_GOAL OF THE EXERCISE:_ Extract each line containing the string "JSON".

_RECORDS FOR THIS EXERCISE:_
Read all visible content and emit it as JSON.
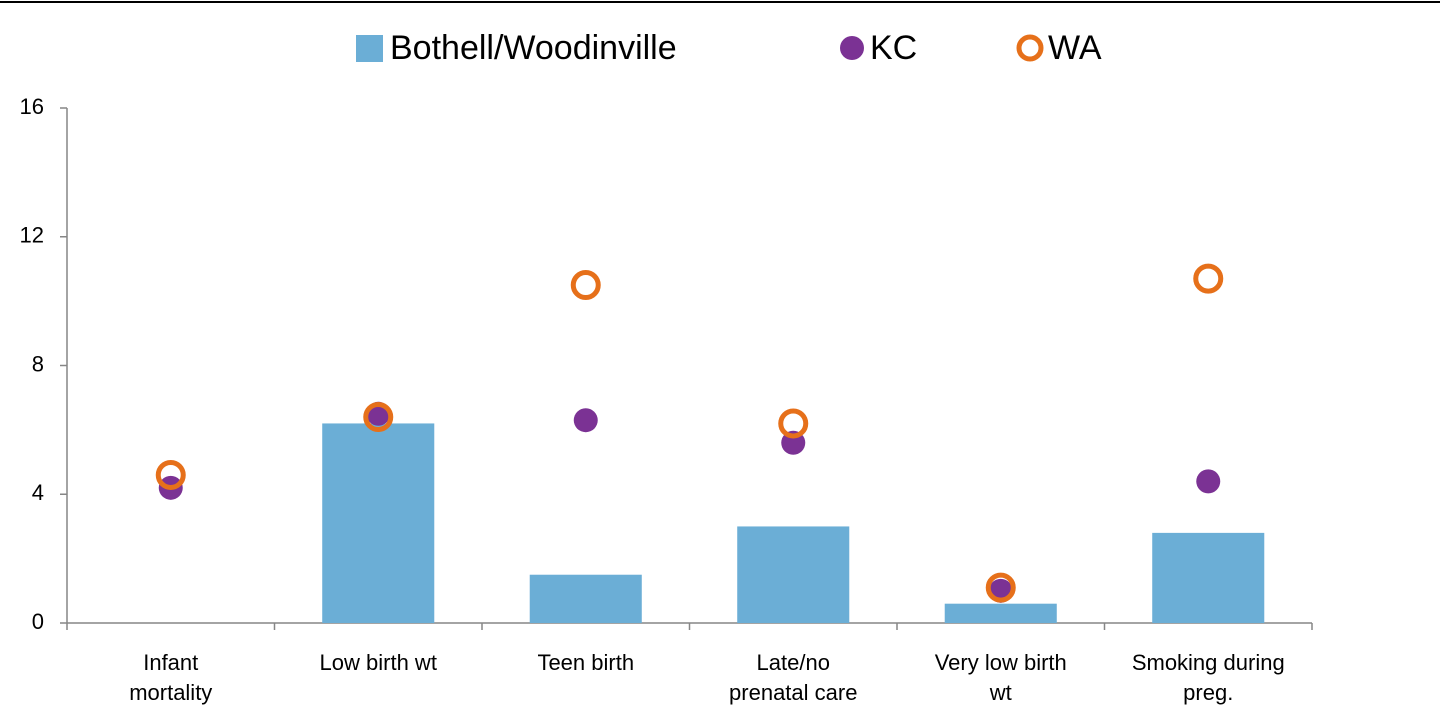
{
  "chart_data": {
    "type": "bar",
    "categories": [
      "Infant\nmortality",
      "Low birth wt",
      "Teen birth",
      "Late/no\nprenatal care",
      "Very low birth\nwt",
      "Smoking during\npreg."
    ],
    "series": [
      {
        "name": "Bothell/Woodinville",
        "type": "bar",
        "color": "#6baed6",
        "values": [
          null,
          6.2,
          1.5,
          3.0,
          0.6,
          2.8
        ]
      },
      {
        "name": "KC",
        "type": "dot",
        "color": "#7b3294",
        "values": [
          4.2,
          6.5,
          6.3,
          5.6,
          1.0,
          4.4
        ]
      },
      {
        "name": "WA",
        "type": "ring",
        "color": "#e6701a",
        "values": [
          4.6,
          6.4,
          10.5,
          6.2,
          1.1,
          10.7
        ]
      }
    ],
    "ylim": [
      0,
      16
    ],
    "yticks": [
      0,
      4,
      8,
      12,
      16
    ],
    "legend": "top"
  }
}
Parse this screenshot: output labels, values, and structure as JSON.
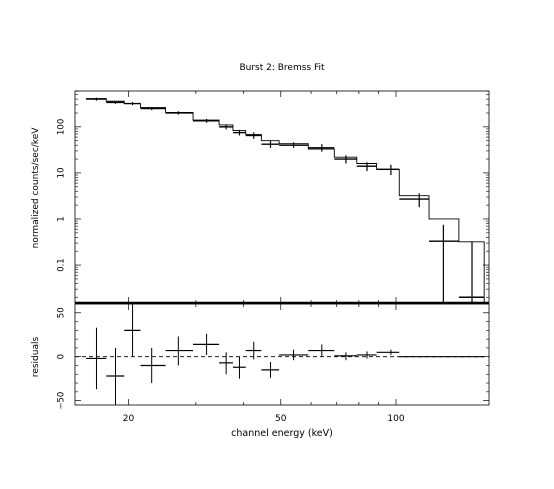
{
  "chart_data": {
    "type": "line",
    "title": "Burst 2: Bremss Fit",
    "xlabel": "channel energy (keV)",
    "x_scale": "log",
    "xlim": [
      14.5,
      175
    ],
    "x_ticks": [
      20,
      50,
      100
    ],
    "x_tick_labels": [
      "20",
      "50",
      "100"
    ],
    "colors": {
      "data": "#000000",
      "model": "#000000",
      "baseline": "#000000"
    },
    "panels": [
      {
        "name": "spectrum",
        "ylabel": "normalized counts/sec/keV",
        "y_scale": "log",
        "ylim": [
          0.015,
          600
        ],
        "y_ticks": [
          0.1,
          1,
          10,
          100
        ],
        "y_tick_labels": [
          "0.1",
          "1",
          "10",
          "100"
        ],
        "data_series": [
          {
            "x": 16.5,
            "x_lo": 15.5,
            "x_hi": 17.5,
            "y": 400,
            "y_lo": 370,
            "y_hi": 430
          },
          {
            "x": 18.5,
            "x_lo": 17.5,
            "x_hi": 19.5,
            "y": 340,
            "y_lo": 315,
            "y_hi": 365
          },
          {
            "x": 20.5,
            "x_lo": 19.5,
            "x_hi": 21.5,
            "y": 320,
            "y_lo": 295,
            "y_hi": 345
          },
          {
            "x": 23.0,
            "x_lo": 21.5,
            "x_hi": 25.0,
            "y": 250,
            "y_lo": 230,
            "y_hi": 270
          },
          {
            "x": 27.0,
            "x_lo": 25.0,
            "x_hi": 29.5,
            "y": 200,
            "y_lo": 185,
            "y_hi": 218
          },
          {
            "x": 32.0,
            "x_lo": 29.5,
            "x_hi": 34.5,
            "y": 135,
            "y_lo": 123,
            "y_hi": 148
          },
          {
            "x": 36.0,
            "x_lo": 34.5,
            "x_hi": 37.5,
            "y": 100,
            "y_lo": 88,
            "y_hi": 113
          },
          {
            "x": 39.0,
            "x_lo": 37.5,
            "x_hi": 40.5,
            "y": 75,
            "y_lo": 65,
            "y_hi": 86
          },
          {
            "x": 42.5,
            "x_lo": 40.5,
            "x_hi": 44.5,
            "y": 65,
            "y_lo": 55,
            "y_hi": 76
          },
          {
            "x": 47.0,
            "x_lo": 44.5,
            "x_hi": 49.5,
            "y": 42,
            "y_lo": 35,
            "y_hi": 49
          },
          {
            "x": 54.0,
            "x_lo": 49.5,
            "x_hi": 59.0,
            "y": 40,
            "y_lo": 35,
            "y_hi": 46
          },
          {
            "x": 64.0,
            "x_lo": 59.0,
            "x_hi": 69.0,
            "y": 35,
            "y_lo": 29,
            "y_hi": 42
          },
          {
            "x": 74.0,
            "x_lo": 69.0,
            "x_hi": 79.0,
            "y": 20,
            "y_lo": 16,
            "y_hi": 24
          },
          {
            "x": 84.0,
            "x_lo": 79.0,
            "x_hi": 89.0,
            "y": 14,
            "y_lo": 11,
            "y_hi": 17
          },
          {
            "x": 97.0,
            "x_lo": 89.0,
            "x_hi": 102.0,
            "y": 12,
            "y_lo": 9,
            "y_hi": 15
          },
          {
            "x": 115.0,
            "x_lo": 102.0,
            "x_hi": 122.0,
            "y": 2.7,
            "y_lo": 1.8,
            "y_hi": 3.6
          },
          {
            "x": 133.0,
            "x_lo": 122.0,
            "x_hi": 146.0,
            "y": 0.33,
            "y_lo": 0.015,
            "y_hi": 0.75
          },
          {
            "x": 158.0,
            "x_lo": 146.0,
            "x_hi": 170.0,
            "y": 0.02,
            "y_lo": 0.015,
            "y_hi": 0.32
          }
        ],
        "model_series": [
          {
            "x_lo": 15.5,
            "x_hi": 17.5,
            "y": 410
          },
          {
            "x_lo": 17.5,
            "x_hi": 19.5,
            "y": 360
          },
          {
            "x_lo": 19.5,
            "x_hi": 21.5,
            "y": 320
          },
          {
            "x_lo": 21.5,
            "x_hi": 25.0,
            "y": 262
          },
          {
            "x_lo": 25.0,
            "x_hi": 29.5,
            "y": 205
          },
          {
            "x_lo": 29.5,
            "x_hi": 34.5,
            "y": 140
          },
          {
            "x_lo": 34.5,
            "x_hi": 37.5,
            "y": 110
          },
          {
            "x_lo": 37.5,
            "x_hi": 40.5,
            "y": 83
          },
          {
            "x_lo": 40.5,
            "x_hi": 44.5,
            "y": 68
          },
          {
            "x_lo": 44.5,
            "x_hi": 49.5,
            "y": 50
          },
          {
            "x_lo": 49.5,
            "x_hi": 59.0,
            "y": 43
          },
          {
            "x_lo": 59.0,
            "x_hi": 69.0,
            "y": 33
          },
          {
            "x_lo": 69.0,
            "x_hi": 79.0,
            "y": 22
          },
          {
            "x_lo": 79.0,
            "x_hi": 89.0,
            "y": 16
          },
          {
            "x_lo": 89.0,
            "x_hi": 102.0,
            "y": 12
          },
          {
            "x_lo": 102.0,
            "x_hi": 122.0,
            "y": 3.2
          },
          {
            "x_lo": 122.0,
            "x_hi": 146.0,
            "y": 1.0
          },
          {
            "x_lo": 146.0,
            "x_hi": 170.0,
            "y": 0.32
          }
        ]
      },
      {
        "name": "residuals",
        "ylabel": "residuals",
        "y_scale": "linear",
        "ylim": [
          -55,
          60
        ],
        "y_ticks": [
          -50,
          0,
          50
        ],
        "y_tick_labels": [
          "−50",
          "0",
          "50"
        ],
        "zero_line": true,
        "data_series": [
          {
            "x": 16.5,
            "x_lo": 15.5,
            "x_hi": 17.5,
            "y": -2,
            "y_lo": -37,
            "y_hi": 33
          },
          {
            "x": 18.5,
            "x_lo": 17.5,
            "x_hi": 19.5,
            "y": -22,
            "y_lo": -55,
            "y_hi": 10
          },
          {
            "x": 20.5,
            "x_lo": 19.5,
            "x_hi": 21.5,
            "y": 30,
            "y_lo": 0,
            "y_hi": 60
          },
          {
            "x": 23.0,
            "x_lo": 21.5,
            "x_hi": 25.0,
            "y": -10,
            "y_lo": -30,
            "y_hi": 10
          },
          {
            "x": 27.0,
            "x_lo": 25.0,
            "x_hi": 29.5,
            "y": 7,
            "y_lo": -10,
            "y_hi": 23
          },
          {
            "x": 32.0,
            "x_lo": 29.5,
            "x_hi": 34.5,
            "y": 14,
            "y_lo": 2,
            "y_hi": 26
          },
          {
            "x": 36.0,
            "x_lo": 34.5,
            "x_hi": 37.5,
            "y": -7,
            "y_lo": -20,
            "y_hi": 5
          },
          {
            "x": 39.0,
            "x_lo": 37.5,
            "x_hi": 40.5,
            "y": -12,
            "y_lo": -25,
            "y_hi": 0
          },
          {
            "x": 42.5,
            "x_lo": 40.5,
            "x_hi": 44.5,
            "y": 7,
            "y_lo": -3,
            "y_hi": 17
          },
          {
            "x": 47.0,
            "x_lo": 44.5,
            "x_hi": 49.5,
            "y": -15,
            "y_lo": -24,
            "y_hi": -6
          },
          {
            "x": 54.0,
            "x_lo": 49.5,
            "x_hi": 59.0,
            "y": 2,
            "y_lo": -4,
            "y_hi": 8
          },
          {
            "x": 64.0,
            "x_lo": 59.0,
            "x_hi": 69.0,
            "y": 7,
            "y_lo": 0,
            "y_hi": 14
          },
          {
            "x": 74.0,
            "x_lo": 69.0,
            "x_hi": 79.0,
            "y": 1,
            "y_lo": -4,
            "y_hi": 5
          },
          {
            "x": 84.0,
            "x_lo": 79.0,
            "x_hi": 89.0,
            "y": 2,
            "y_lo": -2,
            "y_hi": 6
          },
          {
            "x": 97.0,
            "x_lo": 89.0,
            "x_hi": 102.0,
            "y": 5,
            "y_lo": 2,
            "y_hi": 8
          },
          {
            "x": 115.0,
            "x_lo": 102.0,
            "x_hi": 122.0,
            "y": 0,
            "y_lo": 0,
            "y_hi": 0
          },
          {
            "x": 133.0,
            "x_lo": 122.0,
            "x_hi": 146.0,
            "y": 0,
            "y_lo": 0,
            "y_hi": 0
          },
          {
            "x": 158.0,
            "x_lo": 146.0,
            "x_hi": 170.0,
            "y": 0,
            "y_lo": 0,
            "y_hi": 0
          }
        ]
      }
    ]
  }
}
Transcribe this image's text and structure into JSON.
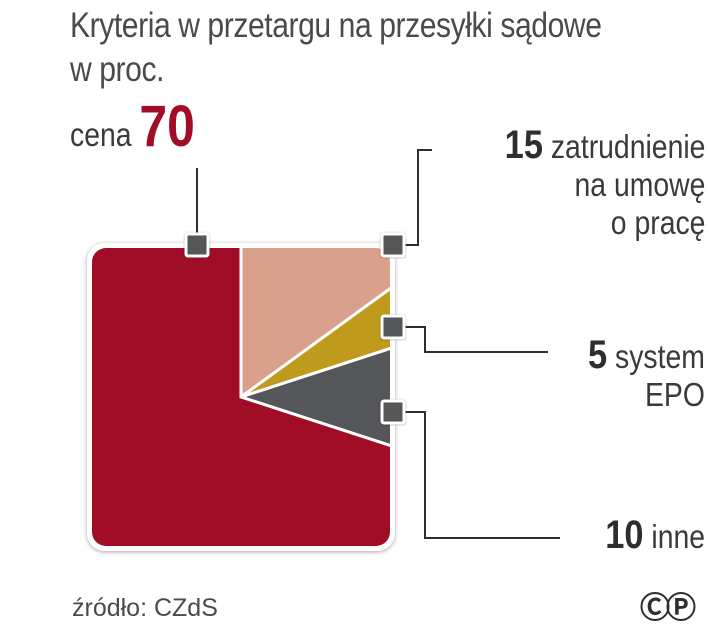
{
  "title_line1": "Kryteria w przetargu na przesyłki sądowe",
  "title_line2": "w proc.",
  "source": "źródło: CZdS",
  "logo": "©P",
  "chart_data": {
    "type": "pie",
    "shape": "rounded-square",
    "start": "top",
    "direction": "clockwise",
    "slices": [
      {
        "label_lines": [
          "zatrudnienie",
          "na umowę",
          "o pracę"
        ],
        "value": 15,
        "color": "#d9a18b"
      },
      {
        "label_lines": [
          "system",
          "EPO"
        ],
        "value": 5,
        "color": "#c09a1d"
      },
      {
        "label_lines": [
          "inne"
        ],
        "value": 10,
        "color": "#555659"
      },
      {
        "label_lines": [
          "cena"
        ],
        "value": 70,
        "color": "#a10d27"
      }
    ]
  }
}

_FINAL RESULT:_
Read all visible content and emit it as JSON.
Parse this screenshot: output labels, values, and structure as JSON.
Transcribe this image's text and structure into JSON.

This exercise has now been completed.